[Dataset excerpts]
++++++++++++++++++++

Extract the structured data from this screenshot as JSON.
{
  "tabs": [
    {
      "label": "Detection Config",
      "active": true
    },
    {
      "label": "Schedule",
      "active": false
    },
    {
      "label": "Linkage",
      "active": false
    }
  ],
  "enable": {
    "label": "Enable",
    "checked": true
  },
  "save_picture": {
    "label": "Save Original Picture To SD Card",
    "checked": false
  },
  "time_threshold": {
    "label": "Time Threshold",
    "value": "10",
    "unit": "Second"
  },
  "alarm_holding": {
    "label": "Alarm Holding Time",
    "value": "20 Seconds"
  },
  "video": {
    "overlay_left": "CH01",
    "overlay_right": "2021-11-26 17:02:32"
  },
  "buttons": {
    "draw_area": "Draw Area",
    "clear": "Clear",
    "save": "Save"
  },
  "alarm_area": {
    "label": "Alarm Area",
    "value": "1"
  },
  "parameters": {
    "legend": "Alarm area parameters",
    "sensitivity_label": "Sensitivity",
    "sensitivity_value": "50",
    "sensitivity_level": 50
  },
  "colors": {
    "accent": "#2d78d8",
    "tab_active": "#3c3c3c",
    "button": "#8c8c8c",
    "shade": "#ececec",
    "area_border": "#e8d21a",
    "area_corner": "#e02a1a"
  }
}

++++++++++++++++++++

What is needed: Retype the data exactly as given.

Response to this task:
Extract the structured data from this screenshot as JSON.
{
  "tabs": [
    {
      "label": "Detection Config",
      "active": true
    },
    {
      "label": "Schedule",
      "active": false
    },
    {
      "label": "Linkage",
      "active": false
    }
  ],
  "enable": {
    "label": "Enable",
    "checked": true
  },
  "save_picture": {
    "label": "Save Original Picture To SD Card",
    "checked": false
  },
  "time_threshold": {
    "label": "Time Threshold",
    "value": "10",
    "unit": "Second"
  },
  "alarm_holding": {
    "label": "Alarm Holding Time",
    "value": "20 Seconds"
  },
  "video": {
    "overlay_left": "CH01",
    "overlay_right": "2021-11-26 17:02:32"
  },
  "buttons": {
    "draw_area": "Draw Area",
    "clear": "Clear",
    "save": "Save"
  },
  "alarm_area": {
    "label": "Alarm Area",
    "value": "1"
  },
  "parameters": {
    "legend": "Alarm area parameters",
    "sensitivity_label": "Sensitivity",
    "sensitivity_value": "50",
    "sensitivity_level": 50
  },
  "colors": {
    "accent": "#2d78d8",
    "tab_active": "#3c3c3c",
    "button": "#8c8c8c",
    "shade": "#ececec",
    "area_border": "#e8d21a",
    "area_corner": "#e02a1a"
  }
}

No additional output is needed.